* **WHAT THE TASK REQUIRES**: Reproduce every entry exactly as shown.

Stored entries

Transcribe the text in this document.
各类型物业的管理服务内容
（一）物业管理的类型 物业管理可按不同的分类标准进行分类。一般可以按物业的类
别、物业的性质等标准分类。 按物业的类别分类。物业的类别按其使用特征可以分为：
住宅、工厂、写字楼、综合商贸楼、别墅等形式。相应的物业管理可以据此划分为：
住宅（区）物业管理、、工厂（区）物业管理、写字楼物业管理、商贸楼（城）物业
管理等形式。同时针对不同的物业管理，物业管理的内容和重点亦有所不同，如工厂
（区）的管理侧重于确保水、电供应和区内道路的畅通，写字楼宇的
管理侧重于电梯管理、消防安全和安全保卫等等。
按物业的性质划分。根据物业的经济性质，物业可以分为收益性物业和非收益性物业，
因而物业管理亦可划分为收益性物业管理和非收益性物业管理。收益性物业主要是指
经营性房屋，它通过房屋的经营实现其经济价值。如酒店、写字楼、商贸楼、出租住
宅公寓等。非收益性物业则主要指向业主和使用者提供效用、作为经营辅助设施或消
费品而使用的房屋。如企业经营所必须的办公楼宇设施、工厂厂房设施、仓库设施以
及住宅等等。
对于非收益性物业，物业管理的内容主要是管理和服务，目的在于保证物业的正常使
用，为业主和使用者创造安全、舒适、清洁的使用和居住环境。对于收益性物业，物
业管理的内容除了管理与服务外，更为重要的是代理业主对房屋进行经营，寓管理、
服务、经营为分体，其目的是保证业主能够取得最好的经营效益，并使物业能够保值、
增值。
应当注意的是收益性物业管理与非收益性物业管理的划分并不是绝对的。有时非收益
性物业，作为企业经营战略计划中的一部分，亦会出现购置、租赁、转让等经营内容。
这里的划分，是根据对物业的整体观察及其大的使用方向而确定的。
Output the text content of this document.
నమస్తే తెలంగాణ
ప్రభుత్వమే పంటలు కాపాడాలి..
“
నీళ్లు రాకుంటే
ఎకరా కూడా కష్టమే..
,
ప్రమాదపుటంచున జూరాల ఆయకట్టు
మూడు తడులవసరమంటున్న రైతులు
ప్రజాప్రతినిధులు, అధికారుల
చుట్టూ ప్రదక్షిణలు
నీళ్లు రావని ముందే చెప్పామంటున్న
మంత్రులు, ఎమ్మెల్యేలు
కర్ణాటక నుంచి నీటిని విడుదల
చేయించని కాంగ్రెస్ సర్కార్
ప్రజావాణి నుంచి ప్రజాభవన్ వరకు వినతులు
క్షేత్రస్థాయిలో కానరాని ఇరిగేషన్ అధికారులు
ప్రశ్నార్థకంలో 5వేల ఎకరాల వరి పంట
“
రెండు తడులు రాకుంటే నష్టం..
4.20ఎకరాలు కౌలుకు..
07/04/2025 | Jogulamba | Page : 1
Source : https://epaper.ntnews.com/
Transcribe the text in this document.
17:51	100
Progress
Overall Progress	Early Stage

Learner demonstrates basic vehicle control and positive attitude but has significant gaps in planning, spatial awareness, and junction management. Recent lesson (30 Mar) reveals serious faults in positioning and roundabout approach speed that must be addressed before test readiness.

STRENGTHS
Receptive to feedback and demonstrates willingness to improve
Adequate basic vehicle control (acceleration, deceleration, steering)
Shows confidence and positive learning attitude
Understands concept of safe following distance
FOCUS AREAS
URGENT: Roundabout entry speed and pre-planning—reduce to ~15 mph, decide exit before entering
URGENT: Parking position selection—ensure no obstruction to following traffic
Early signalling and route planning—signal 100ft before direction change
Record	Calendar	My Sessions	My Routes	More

* **TASK ANSWER**:
Transcribe the text in this document.
各类型物业的管理服务内容
（一）物业管理的类型 物业管理可按不同的分类标准进行分类。一般可以按物业的类
别、物业的性质等标准分类。 按物业的类别分类。物业的类别按其使用特征可以分为：
住宅、工厂、写字楼、综合商贸楼、别墅等形式。相应的物业管理可以据此划分为：
住宅（区）物业管理、、工厂（区）物业管理、写字楼物业管理、商贸楼（城）物业
管理等形式。同时针对不同的物业管理，物业管理的内容和重点亦有所不同，如工厂
（区）的管理侧重于确保水、电供应和区内道路的畅通，写字楼宇的
管理侧重于电梯管理、消防安全和安全保卫等等。
按物业的性质划分。根据物业的经济性质，物业可以分为收益性物业和非收益性物业，
因而物业管理亦可划分为收益性物业管理和非收益性物业管理。收益性物业主要是指
经营性房屋，它通过房屋的经营实现其经济价值。如酒店、写字楼、商贸楼、出租住
宅公寓等。非收益性物业则主要指向业主和使用者提供效用、作为经营辅助设施或消
费品而使用的房屋。如企业经营所必须的办公楼宇设施、工厂厂房设施、仓库设施以
及住宅等等。
对于非收益性物业，物业管理的内容主要是管理和服务，目的在于保证物业的正常使
用，为业主和使用者创造安全、舒适、清洁的使用和居住环境。对于收益性物业，物
业管理的内容除了管理与服务外，更为重要的是代理业主对房屋进行经营，寓管理、
服务、经营为分体，其目的是保证业主能够取得最好的经营效益，并使物业能够保值、
增值。
应当注意的是收益性物业管理与非收益性物业管理的划分并不是绝对的。有时非收益
性物业，作为企业经营战略计划中的一部分，亦会出现购置、租赁、转让等经营内容。
这里的划分，是根据对物业的整体观察及其大的使用方向而确定的。
Output the text content of this document.
నమస్తే తెలంగాణ
ప్రభుత్వమే పంటలు కాపాడాలి..
“
నీళ్లు రాకుంటే
ఎకరా కూడా కష్టమే..
,
ప్రమాదపుటంచున జూరాల ఆయకట్టు
మూడు తడులవసరమంటున్న రైతులు
ప్రజాప్రతినిధులు, అధికారుల
చుట్టూ ప్రదక్షిణలు
నీళ్లు రావని ముందే చెప్పామంటున్న
మంత్రులు, ఎమ్మెల్యేలు
కర్ణాటక నుంచి నీటిని విడుదల
చేయించని కాంగ్రెస్ సర్కార్
ప్రజావాణి నుంచి ప్రజాభవన్ వరకు వినతులు
క్షేత్రస్థాయిలో కానరాని ఇరిగేషన్ అధికారులు
ప్రశ్నార్థకంలో 5వేల ఎకరాల వరి పంట
“
రెండు తడులు రాకుంటే నష్టం..
4.20ఎకరాలు కౌలుకు..
07/04/2025 | Jogulamba | Page : 1
Source : https://epaper.ntnews.com/
Transcribe the text in this document.
17:51	100
Progress
Overall Progress	Early Stage

Learner demonstrates basic vehicle control and positive attitude but has significant gaps in planning, spatial awareness, and junction management. Recent lesson (30 Mar) reveals serious faults in positioning and roundabout approach speed that must be addressed before test readiness.

STRENGTHS
Receptive to feedback and demonstrates willingness to improve
Adequate basic vehicle control (acceleration, deceleration, steering)
Shows confidence and positive learning attitude
Understands concept of safe following distance
FOCUS AREAS
URGENT: Roundabout entry speed and pre-planning—reduce to ~15 mph, decide exit before entering
URGENT: Parking position selection—ensure no obstruction to following traffic
Early signalling and route planning—signal 100ft before direction change
Record	Calendar	My Sessions	My Routes	More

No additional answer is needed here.